WHAT IS NEEDED: Print out each entry below exactly, please.

THE INPUT:

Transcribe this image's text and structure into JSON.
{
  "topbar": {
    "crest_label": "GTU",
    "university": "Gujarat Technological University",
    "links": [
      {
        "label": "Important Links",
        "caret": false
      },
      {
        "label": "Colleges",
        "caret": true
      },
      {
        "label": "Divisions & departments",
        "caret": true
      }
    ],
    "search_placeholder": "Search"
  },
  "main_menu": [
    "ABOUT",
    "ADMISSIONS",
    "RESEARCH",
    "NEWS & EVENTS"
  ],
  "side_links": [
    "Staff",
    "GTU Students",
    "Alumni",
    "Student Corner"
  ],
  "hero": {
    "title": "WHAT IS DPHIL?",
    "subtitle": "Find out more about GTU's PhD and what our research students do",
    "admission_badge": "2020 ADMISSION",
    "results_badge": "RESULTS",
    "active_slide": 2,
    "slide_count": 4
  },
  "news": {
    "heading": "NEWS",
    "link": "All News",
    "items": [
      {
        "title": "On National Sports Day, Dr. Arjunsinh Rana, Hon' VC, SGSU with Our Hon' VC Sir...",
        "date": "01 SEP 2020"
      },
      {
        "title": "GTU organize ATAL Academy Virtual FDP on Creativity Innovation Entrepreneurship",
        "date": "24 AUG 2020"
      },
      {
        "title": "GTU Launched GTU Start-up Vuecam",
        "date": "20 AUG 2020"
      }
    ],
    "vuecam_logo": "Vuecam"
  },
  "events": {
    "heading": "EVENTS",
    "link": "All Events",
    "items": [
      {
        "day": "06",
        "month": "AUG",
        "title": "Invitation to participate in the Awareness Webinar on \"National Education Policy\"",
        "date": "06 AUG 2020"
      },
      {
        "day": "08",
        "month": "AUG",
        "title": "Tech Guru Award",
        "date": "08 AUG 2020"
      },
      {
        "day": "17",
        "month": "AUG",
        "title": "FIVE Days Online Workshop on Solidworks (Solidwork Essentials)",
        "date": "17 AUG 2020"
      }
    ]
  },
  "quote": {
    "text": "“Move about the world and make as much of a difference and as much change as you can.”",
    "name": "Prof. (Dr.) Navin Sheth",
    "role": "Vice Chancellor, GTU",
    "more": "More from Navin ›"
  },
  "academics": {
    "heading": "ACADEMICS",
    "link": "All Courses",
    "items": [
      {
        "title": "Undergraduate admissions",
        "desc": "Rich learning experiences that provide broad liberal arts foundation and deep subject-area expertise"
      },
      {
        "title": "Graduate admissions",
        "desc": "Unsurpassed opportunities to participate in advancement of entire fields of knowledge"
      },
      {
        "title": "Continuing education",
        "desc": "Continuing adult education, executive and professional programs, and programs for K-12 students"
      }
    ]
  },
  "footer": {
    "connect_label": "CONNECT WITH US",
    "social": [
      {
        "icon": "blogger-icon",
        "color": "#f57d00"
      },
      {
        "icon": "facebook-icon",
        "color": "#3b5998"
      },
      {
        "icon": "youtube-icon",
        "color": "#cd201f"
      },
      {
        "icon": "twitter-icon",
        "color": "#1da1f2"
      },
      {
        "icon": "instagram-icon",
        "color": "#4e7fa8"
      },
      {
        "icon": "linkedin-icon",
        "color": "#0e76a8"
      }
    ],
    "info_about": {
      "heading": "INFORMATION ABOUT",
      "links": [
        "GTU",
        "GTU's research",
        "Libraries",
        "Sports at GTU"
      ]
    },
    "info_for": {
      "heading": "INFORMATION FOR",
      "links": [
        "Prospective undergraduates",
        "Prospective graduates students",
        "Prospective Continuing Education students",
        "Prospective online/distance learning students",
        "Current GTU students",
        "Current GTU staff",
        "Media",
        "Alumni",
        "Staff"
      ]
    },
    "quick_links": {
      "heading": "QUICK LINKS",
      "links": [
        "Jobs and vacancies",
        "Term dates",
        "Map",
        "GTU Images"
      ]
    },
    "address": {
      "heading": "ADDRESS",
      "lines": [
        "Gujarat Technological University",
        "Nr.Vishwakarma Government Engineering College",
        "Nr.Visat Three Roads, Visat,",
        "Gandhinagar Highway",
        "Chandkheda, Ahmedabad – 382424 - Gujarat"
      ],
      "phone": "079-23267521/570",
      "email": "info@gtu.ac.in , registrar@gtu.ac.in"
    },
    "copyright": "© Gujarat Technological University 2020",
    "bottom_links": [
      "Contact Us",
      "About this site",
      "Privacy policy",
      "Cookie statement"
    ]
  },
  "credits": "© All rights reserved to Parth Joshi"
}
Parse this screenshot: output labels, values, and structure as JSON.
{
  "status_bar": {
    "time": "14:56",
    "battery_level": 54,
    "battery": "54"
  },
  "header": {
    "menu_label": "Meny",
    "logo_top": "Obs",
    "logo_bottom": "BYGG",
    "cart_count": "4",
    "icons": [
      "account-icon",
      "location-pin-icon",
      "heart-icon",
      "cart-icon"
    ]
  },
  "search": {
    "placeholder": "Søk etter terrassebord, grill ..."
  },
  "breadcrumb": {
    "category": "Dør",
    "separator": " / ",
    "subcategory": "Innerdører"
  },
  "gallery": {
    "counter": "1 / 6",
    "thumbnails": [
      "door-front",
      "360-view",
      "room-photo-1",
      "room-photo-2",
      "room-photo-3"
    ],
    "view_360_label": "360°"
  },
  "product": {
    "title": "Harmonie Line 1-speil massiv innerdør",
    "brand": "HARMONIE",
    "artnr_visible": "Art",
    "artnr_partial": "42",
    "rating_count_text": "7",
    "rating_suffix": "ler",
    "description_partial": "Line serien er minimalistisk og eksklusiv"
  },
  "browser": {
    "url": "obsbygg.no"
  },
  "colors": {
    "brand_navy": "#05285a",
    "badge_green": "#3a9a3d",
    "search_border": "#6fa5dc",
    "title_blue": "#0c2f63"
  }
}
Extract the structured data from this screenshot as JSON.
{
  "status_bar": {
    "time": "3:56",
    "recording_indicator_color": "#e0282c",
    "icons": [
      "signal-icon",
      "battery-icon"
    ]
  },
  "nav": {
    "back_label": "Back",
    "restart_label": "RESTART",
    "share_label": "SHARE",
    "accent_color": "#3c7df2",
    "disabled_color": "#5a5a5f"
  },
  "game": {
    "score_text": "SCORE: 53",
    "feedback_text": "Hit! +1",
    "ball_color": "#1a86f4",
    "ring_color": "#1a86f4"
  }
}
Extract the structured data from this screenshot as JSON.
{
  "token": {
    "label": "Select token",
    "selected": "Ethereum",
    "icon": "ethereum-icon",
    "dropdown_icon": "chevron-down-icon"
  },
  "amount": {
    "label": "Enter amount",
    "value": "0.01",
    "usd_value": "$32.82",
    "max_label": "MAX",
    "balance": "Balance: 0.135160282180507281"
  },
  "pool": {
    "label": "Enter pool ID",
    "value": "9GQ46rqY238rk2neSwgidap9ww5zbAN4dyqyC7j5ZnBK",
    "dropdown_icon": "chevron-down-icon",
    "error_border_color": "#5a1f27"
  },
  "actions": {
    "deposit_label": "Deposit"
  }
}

OUTPUT OF THE EXERCISE:
Transcribe this image's text and structure into JSON.
{
  "topbar": {
    "crest_label": "GTU",
    "university": "Gujarat Technological University",
    "links": [
      {
        "label": "Important Links",
        "caret": false
      },
      {
        "label": "Colleges",
        "caret": true
      },
      {
        "label": "Divisions & departments",
        "caret": true
      }
    ],
    "search_placeholder": "Search"
  },
  "main_menu": [
    "ABOUT",
    "ADMISSIONS",
    "RESEARCH",
    "NEWS & EVENTS"
  ],
  "side_links": [
    "Staff",
    "GTU Students",
    "Alumni",
    "Student Corner"
  ],
  "hero": {
    "title": "WHAT IS DPHIL?",
    "subtitle": "Find out more about GTU's PhD and what our research students do",
    "admission_badge": "2020 ADMISSION",
    "results_badge": "RESULTS",
    "active_slide": 2,
    "slide_count": 4
  },
  "news": {
    "heading": "NEWS",
    "link": "All News",
    "items": [
      {
        "title": "On National Sports Day, Dr. Arjunsinh Rana, Hon' VC, SGSU with Our Hon' VC Sir...",
        "date": "01 SEP 2020"
      },
      {
        "title": "GTU organize ATAL Academy Virtual FDP on Creativity Innovation Entrepreneurship",
        "date": "24 AUG 2020"
      },
      {
        "title": "GTU Launched GTU Start-up Vuecam",
        "date": "20 AUG 2020"
      }
    ],
    "vuecam_logo": "Vuecam"
  },
  "events": {
    "heading": "EVENTS",
    "link": "All Events",
    "items": [
      {
        "day": "06",
        "month": "AUG",
        "title": "Invitation to participate in the Awareness Webinar on \"National Education Policy\"",
        "date": "06 AUG 2020"
      },
      {
        "day": "08",
        "month": "AUG",
        "title": "Tech Guru Award",
        "date": "08 AUG 2020"
      },
      {
        "day": "17",
        "month": "AUG",
        "title": "FIVE Days Online Workshop on Solidworks (Solidwork Essentials)",
        "date": "17 AUG 2020"
      }
    ]
  },
  "quote": {
    "text": "“Move about the world and make as much of a difference and as much change as you can.”",
    "name": "Prof. (Dr.) Navin Sheth",
    "role": "Vice Chancellor, GTU",
    "more": "More from Navin ›"
  },
  "academics": {
    "heading": "ACADEMICS",
    "link": "All Courses",
    "items": [
      {
        "title": "Undergraduate admissions",
        "desc": "Rich learning experiences that provide broad liberal arts foundation and deep subject-area expertise"
      },
      {
        "title": "Graduate admissions",
        "desc": "Unsurpassed opportunities to participate in advancement of entire fields of knowledge"
      },
      {
        "title": "Continuing education",
        "desc": "Continuing adult education, executive and professional programs, and programs for K-12 students"
      }
    ]
  },
  "footer": {
    "connect_label": "CONNECT WITH US",
    "social": [
      {
        "icon": "blogger-icon",
        "color": "#f57d00"
      },
      {
        "icon": "facebook-icon",
        "color": "#3b5998"
      },
      {
        "icon": "youtube-icon",
        "color": "#cd201f"
      },
      {
        "icon": "twitter-icon",
        "color": "#1da1f2"
      },
      {
        "icon": "instagram-icon",
        "color": "#4e7fa8"
      },
      {
        "icon": "linkedin-icon",
        "color": "#0e76a8"
      }
    ],
    "info_about": {
      "heading": "INFORMATION ABOUT",
      "links": [
        "GTU",
        "GTU's research",
        "Libraries",
        "Sports at GTU"
      ]
    },
    "info_for": {
      "heading": "INFORMATION FOR",
      "links": [
        "Prospective undergraduates",
        "Prospective graduates students",
        "Prospective Continuing Education students",
        "Prospective online/distance learning students",
        "Current GTU students",
        "Current GTU staff",
        "Media",
        "Alumni",
        "Staff"
      ]
    },
    "quick_links": {
      "heading": "QUICK LINKS",
      "links": [
        "Jobs and vacancies",
        "Term dates",
        "Map",
        "GTU Images"
      ]
    },
    "address": {
      "heading": "ADDRESS",
      "lines": [
        "Gujarat Technological University",
        "Nr.Vishwakarma Government Engineering College",
        "Nr.Visat Three Roads, Visat,",
        "Gandhinagar Highway",
        "Chandkheda, Ahmedabad – 382424 - Gujarat"
      ],
      "phone": "079-23267521/570",
      "email": "info@gtu.ac.in , registrar@gtu.ac.in"
    },
    "copyright": "© Gujarat Technological University 2020",
    "bottom_links": [
      "Contact Us",
      "About this site",
      "Privacy policy",
      "Cookie statement"
    ]
  },
  "credits": "© All rights reserved to Parth Joshi"
}
Parse this screenshot: output labels, values, and structure as JSON.
{
  "status_bar": {
    "time": "14:56",
    "battery_level": 54,
    "battery": "54"
  },
  "header": {
    "menu_label": "Meny",
    "logo_top": "Obs",
    "logo_bottom": "BYGG",
    "cart_count": "4",
    "icons": [
      "account-icon",
      "location-pin-icon",
      "heart-icon",
      "cart-icon"
    ]
  },
  "search": {
    "placeholder": "Søk etter terrassebord, grill ..."
  },
  "breadcrumb": {
    "category": "Dør",
    "separator": " / ",
    "subcategory": "Innerdører"
  },
  "gallery": {
    "counter": "1 / 6",
    "thumbnails": [
      "door-front",
      "360-view",
      "room-photo-1",
      "room-photo-2",
      "room-photo-3"
    ],
    "view_360_label": "360°"
  },
  "product": {
    "title": "Harmonie Line 1-speil massiv innerdør",
    "brand": "HARMONIE",
    "artnr_visible": "Art",
    "artnr_partial": "42",
    "rating_count_text": "7",
    "rating_suffix": "ler",
    "description_partial": "Line serien er minimalistisk og eksklusiv"
  },
  "browser": {
    "url": "obsbygg.no"
  },
  "colors": {
    "brand_navy": "#05285a",
    "badge_green": "#3a9a3d",
    "search_border": "#6fa5dc",
    "title_blue": "#0c2f63"
  }
}
Extract the structured data from this screenshot as JSON.
{
  "status_bar": {
    "time": "3:56",
    "recording_indicator_color": "#e0282c",
    "icons": [
      "signal-icon",
      "battery-icon"
    ]
  },
  "nav": {
    "back_label": "Back",
    "restart_label": "RESTART",
    "share_label": "SHARE",
    "accent_color": "#3c7df2",
    "disabled_color": "#5a5a5f"
  },
  "game": {
    "score_text": "SCORE: 53",
    "feedback_text": "Hit! +1",
    "ball_color": "#1a86f4",
    "ring_color": "#1a86f4"
  }
}
Extract the structured data from this screenshot as JSON.
{
  "token": {
    "label": "Select token",
    "selected": "Ethereum",
    "icon": "ethereum-icon",
    "dropdown_icon": "chevron-down-icon"
  },
  "amount": {
    "label": "Enter amount",
    "value": "0.01",
    "usd_value": "$32.82",
    "max_label": "MAX",
    "balance": "Balance: 0.135160282180507281"
  },
  "pool": {
    "label": "Enter pool ID",
    "value": "9GQ46rqY238rk2neSwgidap9ww5zbAN4dyqyC7j5ZnBK",
    "dropdown_icon": "chevron-down-icon",
    "error_border_color": "#5a1f27"
  },
  "actions": {
    "deposit_label": "Deposit"
  }
}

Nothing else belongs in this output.